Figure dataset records
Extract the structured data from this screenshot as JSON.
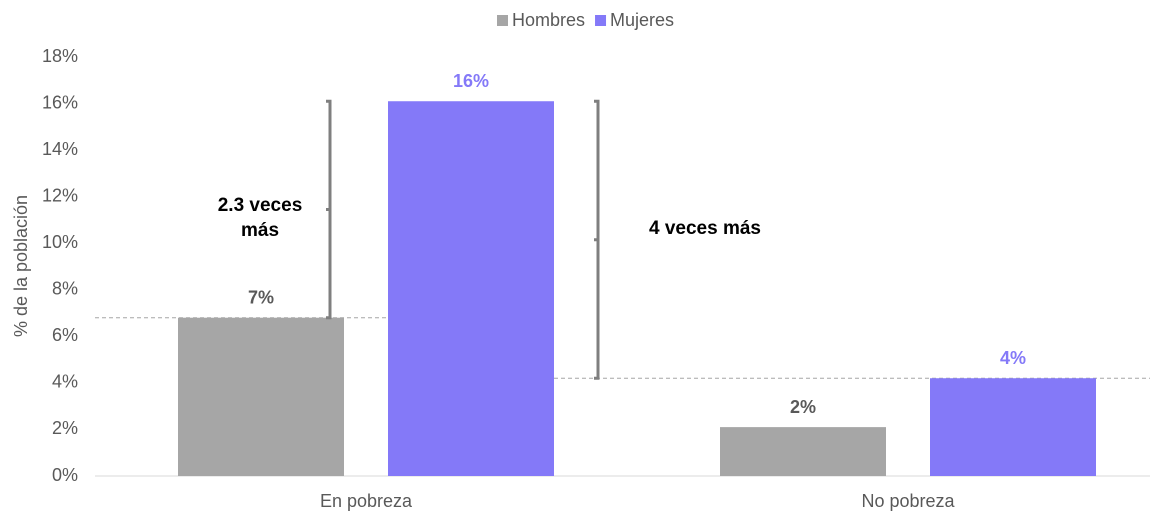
{
  "chart_data": {
    "type": "bar",
    "categories": [
      "En pobreza",
      "No pobreza"
    ],
    "y_axis_label": "% de la población",
    "series": [
      {
        "name": "Hombres",
        "color": "#a6a6a6",
        "label_color": "#595959",
        "values": [
          6.8,
          2.1
        ],
        "value_labels": [
          "7%",
          "2%"
        ]
      },
      {
        "name": "Mujeres",
        "color": "#8479f8",
        "label_color": "#8479f8",
        "values": [
          16.1,
          4.2
        ],
        "value_labels": [
          "16%",
          "4%"
        ]
      }
    ],
    "ylim": [
      0,
      18
    ],
    "yticks": [
      {
        "value": 0,
        "label": "0%"
      },
      {
        "value": 2,
        "label": "2%"
      },
      {
        "value": 4,
        "label": "4%"
      },
      {
        "value": 6,
        "label": "6%"
      },
      {
        "value": 8,
        "label": "8%"
      },
      {
        "value": 10,
        "label": "10%"
      },
      {
        "value": 12,
        "label": "12%"
      },
      {
        "value": 14,
        "label": "14%"
      },
      {
        "value": 16,
        "label": "16%"
      },
      {
        "value": 18,
        "label": "18%"
      }
    ],
    "annotations": [
      "2.3 veces más",
      "4 veces más"
    ],
    "legend": "top",
    "grid": false
  }
}
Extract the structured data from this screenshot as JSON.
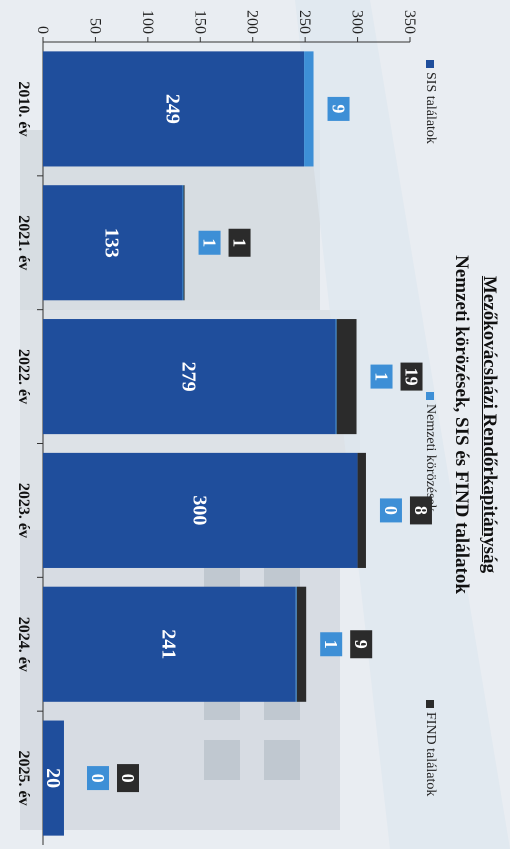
{
  "chart_data": {
    "type": "bar",
    "title": "Mezőkovácsházi Rendőrkapitányság",
    "subtitle": "Nemzeti körözések, SIS és FIND találatok",
    "categories": [
      "2010. év",
      "2021. év",
      "2022. év",
      "2023. év",
      "2024. év",
      "2025. év"
    ],
    "series": [
      {
        "name": "SIS találatok",
        "values": [
          249,
          133,
          279,
          300,
          241,
          20
        ],
        "color": "#1f4e9c"
      },
      {
        "name": "Nemzeti körözések",
        "values": [
          9,
          1,
          1,
          0,
          1,
          0
        ],
        "color": "#3d8fd6"
      },
      {
        "name": "FIND találatok",
        "values": [
          0,
          1,
          19,
          8,
          9,
          0
        ],
        "color": "#2b2b2b"
      }
    ],
    "ylim": [
      0,
      350
    ],
    "yticks": [
      0,
      50,
      100,
      150,
      200,
      250,
      300,
      350
    ],
    "stacked": true,
    "legend_position": "top",
    "orientation": "rotated 90 degrees clockwise"
  }
}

§ Given problem
Images do not belong in the copy; reproduce all other parts of the records above verbatim.

§ Exercise result
Extract the structured data from this screenshot as JSON.
{
  "chart_data": {
    "type": "bar",
    "categories": [
      "En pobreza",
      "No pobreza"
    ],
    "y_axis_label": "% de la población",
    "series": [
      {
        "name": "Hombres",
        "color": "#a6a6a6",
        "label_color": "#595959",
        "values": [
          6.8,
          2.1
        ],
        "value_labels": [
          "7%",
          "2%"
        ]
      },
      {
        "name": "Mujeres",
        "color": "#8479f8",
        "label_color": "#8479f8",
        "values": [
          16.1,
          4.2
        ],
        "value_labels": [
          "16%",
          "4%"
        ]
      }
    ],
    "ylim": [
      0,
      18
    ],
    "yticks": [
      {
        "value": 0,
        "label": "0%"
      },
      {
        "value": 2,
        "label": "2%"
      },
      {
        "value": 4,
        "label": "4%"
      },
      {
        "value": 6,
        "label": "6%"
      },
      {
        "value": 8,
        "label": "8%"
      },
      {
        "value": 10,
        "label": "10%"
      },
      {
        "value": 12,
        "label": "12%"
      },
      {
        "value": 14,
        "label": "14%"
      },
      {
        "value": 16,
        "label": "16%"
      },
      {
        "value": 18,
        "label": "18%"
      }
    ],
    "annotations": [
      "2.3 veces más",
      "4 veces más"
    ],
    "legend": "top",
    "grid": false
  }
}
Extract the structured data from this screenshot as JSON.
{
  "chart_data": {
    "type": "bar",
    "title": "Mezőkovácsházi Rendőrkapitányság",
    "subtitle": "Nemzeti körözések, SIS és FIND találatok",
    "categories": [
      "2010. év",
      "2021. év",
      "2022. év",
      "2023. év",
      "2024. év",
      "2025. év"
    ],
    "series": [
      {
        "name": "SIS találatok",
        "values": [
          249,
          133,
          279,
          300,
          241,
          20
        ],
        "color": "#1f4e9c"
      },
      {
        "name": "Nemzeti körözések",
        "values": [
          9,
          1,
          1,
          0,
          1,
          0
        ],
        "color": "#3d8fd6"
      },
      {
        "name": "FIND találatok",
        "values": [
          0,
          1,
          19,
          8,
          9,
          0
        ],
        "color": "#2b2b2b"
      }
    ],
    "ylim": [
      0,
      350
    ],
    "yticks": [
      0,
      50,
      100,
      150,
      200,
      250,
      300,
      350
    ],
    "stacked": true,
    "legend_position": "top",
    "orientation": "rotated 90 degrees clockwise"
  }
}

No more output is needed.